WRITTEN TASK - Give a verbatim quotation of every record.

RECORD EXTRACTS -
▽

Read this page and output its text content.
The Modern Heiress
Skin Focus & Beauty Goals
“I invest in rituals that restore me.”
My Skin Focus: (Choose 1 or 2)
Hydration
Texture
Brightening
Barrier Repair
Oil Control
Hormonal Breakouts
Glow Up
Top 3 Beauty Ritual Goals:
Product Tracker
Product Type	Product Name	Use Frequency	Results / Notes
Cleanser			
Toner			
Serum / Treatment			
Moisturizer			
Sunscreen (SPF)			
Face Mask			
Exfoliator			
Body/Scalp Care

△

COMPLETE ANSWER -
Read this page and output its text content.
The Modern Heiress
Skin Focus & Beauty Goals
“I invest in rituals that restore me.”
My Skin Focus: (Choose 1 or 2)
Hydration
Texture
Brightening
Barrier Repair
Oil Control
Hormonal Breakouts
Glow Up
Top 3 Beauty Ritual Goals:
Product Tracker
Product Type	Product Name	Use Frequency	Results / Notes
Cleanser			
Toner			
Serum / Treatment			
Moisturizer			
Sunscreen (SPF)			
Face Mask			
Exfoliator			
Body/Scalp Care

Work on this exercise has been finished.